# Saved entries
::::::

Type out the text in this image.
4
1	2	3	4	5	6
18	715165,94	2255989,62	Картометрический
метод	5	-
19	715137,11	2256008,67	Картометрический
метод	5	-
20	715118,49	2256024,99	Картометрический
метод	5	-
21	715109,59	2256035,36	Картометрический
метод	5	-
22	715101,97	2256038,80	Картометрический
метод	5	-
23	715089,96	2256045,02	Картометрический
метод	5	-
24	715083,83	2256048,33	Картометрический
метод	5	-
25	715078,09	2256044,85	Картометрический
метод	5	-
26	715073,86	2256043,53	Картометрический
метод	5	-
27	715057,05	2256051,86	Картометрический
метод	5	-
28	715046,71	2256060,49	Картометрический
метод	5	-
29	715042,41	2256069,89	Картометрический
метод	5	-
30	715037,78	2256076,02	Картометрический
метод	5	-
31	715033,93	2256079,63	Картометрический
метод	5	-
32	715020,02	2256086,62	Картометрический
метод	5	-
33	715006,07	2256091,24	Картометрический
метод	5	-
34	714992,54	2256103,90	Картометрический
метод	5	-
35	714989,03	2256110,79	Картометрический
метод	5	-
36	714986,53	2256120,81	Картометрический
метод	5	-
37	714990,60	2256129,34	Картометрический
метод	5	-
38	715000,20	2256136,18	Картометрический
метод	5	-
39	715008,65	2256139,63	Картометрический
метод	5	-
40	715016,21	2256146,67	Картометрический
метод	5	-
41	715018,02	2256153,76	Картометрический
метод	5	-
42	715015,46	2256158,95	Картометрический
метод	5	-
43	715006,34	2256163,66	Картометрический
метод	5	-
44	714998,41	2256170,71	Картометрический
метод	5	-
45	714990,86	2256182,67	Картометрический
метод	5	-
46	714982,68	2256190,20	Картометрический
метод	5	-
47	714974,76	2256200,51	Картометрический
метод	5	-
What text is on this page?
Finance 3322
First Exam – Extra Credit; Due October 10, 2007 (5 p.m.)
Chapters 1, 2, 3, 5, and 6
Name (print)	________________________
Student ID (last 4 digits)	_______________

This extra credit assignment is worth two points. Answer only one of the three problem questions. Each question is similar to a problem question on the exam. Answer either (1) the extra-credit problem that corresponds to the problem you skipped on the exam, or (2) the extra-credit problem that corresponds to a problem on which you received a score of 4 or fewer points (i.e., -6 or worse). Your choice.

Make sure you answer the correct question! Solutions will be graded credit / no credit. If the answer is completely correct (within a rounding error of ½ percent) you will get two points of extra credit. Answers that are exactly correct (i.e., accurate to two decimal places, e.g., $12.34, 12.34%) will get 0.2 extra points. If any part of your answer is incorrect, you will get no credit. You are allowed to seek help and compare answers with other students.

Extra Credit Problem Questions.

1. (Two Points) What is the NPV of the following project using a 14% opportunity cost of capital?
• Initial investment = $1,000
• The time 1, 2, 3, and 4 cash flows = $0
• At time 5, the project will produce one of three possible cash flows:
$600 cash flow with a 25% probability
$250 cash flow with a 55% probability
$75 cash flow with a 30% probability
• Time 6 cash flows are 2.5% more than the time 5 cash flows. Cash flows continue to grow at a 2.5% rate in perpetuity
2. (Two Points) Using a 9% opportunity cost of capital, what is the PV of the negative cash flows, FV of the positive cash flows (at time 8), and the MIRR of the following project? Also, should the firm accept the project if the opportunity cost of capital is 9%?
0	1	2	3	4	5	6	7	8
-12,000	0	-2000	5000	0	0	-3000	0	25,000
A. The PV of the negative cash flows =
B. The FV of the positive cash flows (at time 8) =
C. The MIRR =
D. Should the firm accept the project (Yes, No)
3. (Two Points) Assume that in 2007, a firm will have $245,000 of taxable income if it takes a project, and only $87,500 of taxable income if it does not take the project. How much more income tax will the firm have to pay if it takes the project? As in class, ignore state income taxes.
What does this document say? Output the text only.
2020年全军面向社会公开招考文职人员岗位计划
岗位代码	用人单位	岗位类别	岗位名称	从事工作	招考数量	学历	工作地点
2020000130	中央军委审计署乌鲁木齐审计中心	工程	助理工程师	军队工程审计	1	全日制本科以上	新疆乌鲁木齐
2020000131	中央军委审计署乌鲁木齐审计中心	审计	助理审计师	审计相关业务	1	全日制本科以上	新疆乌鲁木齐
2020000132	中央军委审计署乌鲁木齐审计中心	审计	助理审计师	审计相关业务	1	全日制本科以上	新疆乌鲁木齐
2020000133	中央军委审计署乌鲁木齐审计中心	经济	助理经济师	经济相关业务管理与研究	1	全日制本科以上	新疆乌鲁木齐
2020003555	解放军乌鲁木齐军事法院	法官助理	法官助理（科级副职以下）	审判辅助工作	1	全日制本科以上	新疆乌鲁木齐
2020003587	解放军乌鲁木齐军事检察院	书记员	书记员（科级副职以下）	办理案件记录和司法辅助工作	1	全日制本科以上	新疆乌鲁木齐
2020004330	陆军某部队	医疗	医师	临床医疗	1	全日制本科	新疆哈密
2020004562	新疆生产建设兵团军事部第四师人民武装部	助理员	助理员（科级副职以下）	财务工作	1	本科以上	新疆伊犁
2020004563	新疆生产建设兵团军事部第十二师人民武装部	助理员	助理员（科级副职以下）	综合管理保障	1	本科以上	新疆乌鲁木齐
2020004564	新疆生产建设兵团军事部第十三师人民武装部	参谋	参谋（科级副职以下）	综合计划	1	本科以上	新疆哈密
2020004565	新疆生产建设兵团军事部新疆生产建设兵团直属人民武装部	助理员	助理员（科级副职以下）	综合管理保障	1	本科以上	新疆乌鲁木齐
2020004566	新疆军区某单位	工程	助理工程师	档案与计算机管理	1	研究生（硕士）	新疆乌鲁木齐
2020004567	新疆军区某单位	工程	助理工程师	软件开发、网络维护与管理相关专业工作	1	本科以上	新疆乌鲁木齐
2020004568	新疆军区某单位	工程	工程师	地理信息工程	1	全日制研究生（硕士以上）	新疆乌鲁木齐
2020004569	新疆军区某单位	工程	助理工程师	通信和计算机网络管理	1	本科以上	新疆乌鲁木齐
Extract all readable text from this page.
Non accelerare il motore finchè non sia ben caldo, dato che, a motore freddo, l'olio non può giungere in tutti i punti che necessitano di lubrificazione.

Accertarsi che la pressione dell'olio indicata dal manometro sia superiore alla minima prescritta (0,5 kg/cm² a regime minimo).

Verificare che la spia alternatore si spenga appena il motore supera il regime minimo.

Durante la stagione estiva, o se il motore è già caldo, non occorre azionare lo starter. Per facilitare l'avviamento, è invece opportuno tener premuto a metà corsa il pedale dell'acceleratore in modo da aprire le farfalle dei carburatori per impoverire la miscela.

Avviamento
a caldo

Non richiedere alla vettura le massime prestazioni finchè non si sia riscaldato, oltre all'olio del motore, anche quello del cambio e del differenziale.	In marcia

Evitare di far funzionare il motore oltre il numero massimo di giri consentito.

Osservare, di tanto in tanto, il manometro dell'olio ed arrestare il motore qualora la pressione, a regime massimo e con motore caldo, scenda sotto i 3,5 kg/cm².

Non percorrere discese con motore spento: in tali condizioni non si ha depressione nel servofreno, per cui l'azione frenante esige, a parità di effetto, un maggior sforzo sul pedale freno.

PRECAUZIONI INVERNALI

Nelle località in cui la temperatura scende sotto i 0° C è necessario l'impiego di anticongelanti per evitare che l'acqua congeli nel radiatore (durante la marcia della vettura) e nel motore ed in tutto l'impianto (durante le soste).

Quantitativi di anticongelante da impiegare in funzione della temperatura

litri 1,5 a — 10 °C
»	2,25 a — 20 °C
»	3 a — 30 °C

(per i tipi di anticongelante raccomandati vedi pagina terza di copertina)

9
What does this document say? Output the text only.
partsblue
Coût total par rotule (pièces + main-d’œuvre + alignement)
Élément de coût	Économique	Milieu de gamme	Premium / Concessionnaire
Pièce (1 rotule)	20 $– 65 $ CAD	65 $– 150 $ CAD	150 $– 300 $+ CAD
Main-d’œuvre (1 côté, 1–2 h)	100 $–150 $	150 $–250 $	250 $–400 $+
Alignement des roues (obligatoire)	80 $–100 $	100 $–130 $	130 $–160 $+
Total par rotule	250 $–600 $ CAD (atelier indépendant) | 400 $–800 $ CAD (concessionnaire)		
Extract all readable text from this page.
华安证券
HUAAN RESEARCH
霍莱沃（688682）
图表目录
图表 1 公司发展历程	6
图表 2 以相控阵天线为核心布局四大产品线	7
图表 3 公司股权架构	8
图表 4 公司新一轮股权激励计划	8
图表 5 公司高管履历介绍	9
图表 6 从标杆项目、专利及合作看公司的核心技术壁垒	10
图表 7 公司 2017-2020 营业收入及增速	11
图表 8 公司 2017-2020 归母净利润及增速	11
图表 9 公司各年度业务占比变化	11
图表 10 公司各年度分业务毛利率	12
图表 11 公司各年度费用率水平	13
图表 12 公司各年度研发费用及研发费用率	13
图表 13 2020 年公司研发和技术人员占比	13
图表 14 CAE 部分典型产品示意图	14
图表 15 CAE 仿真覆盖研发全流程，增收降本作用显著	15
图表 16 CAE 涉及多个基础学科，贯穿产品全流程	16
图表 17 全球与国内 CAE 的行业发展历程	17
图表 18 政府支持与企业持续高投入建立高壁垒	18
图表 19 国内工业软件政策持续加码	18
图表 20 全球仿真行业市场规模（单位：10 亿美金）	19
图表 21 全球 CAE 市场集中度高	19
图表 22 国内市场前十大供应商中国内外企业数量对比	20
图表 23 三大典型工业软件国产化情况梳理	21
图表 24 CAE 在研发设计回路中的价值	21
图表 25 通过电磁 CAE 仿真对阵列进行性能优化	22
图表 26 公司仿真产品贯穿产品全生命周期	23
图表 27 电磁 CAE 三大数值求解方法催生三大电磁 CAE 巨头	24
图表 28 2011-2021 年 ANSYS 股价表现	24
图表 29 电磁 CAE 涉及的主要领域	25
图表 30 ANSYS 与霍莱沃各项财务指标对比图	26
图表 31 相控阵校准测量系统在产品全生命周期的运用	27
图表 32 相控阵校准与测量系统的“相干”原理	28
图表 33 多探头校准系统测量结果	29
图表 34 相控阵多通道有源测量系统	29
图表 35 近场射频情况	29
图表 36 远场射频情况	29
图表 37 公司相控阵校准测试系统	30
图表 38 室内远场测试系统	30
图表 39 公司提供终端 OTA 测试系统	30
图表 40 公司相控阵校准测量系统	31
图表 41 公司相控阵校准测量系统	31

::::::

# Do this
What is the number of lines in the records that contain the string "anticongelante"? Give only that number.

# Reply
2